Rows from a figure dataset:
========================================
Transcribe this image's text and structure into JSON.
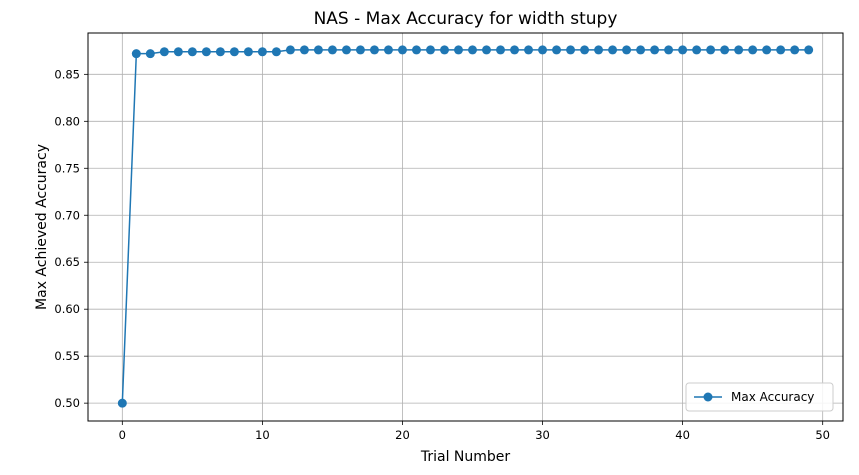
{
  "chart_data": {
    "type": "line",
    "title": "NAS - Max Accuracy for width stupy",
    "xlabel": "Trial Number",
    "ylabel": "Max Achieved Accuracy",
    "xlim": [
      -2.45,
      51.45
    ],
    "ylim": [
      0.481,
      0.894
    ],
    "xticks": [
      0,
      10,
      20,
      30,
      40,
      50
    ],
    "xtick_labels": [
      "0",
      "10",
      "20",
      "30",
      "40",
      "50"
    ],
    "yticks": [
      0.5,
      0.55,
      0.6,
      0.65,
      0.7,
      0.75,
      0.8,
      0.85
    ],
    "ytick_labels": [
      "0.50",
      "0.55",
      "0.60",
      "0.65",
      "0.70",
      "0.75",
      "0.80",
      "0.85"
    ],
    "grid": true,
    "legend_position": "bottom-right",
    "series": [
      {
        "name": "Max Accuracy",
        "color": "#1f77b4",
        "marker": "circle",
        "x": [
          0,
          1,
          2,
          3,
          4,
          5,
          6,
          7,
          8,
          9,
          10,
          11,
          12,
          13,
          14,
          15,
          16,
          17,
          18,
          19,
          20,
          21,
          22,
          23,
          24,
          25,
          26,
          27,
          28,
          29,
          30,
          31,
          32,
          33,
          34,
          35,
          36,
          37,
          38,
          39,
          40,
          41,
          42,
          43,
          44,
          45,
          46,
          47,
          48,
          49
        ],
        "y": [
          0.5,
          0.872,
          0.872,
          0.874,
          0.874,
          0.874,
          0.874,
          0.874,
          0.874,
          0.874,
          0.874,
          0.874,
          0.876,
          0.876,
          0.876,
          0.876,
          0.876,
          0.876,
          0.876,
          0.876,
          0.876,
          0.876,
          0.876,
          0.876,
          0.876,
          0.876,
          0.876,
          0.876,
          0.876,
          0.876,
          0.876,
          0.876,
          0.876,
          0.876,
          0.876,
          0.876,
          0.876,
          0.876,
          0.876,
          0.876,
          0.876,
          0.876,
          0.876,
          0.876,
          0.876,
          0.876,
          0.876,
          0.876,
          0.876,
          0.876
        ]
      }
    ]
  }
}
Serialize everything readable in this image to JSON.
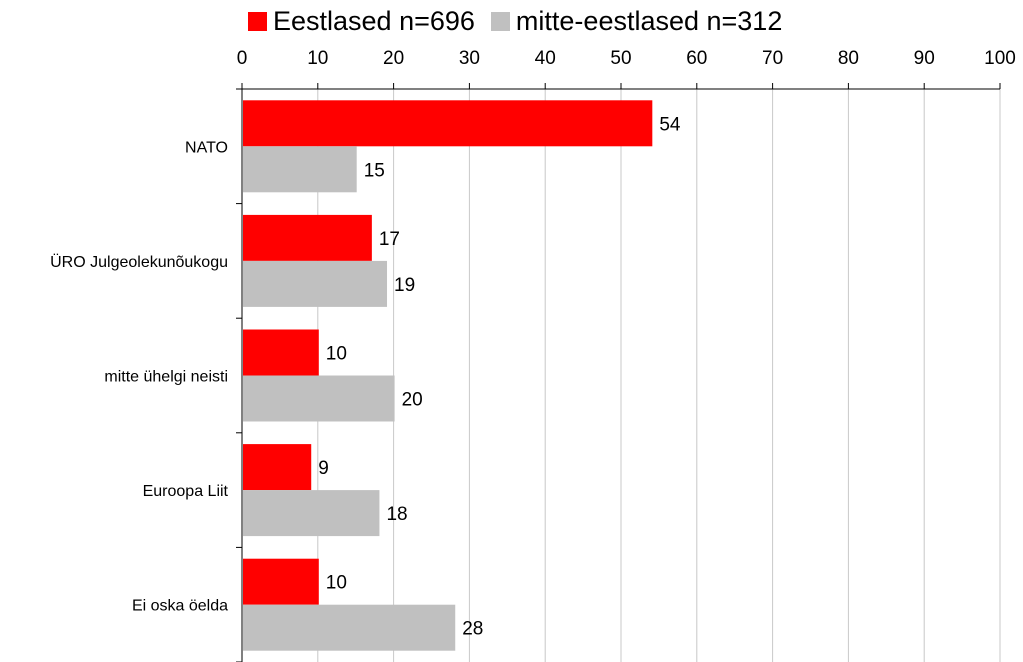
{
  "chart_data": {
    "type": "bar",
    "orientation": "horizontal",
    "categories": [
      "NATO",
      "ÜRO Julgeolekunõukogu",
      "mitte ühelgi neisti",
      "Euroopa Liit",
      "Ei oska öelda"
    ],
    "series": [
      {
        "name": "Eestlased n=696",
        "color": "#ff0000",
        "values": [
          54,
          17,
          10,
          9,
          10
        ]
      },
      {
        "name": "mitte-eestlased n=312",
        "color": "#c0c0c0",
        "values": [
          15,
          19,
          20,
          18,
          28
        ]
      }
    ],
    "xlim": [
      0,
      100
    ],
    "xticks": [
      "0",
      "10",
      "20",
      "30",
      "40",
      "50",
      "60",
      "70",
      "80",
      "90",
      "100"
    ],
    "x_axis_position": "top",
    "grid": true,
    "legend_position": "top",
    "data_labels": true,
    "title": "",
    "xlabel": "",
    "ylabel": ""
  }
}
========================================
### Work to do:
Locate the line containing "Serialize everything readable" in the records above, then output it and every line after it through the last, excluding pictures.

### Solution to the exercise:
Serialize everything readable in this image to JSON.
{
  "chart_data": {
    "type": "bar",
    "orientation": "horizontal",
    "categories": [
      "NATO",
      "ÜRO Julgeolekunõukogu",
      "mitte ühelgi neisti",
      "Euroopa Liit",
      "Ei oska öelda"
    ],
    "series": [
      {
        "name": "Eestlased n=696",
        "color": "#ff0000",
        "values": [
          54,
          17,
          10,
          9,
          10
        ]
      },
      {
        "name": "mitte-eestlased n=312",
        "color": "#c0c0c0",
        "values": [
          15,
          19,
          20,
          18,
          28
        ]
      }
    ],
    "xlim": [
      0,
      100
    ],
    "xticks": [
      "0",
      "10",
      "20",
      "30",
      "40",
      "50",
      "60",
      "70",
      "80",
      "90",
      "100"
    ],
    "x_axis_position": "top",
    "grid": true,
    "legend_position": "top",
    "data_labels": true,
    "title": "",
    "xlabel": "",
    "ylabel": ""
  }
}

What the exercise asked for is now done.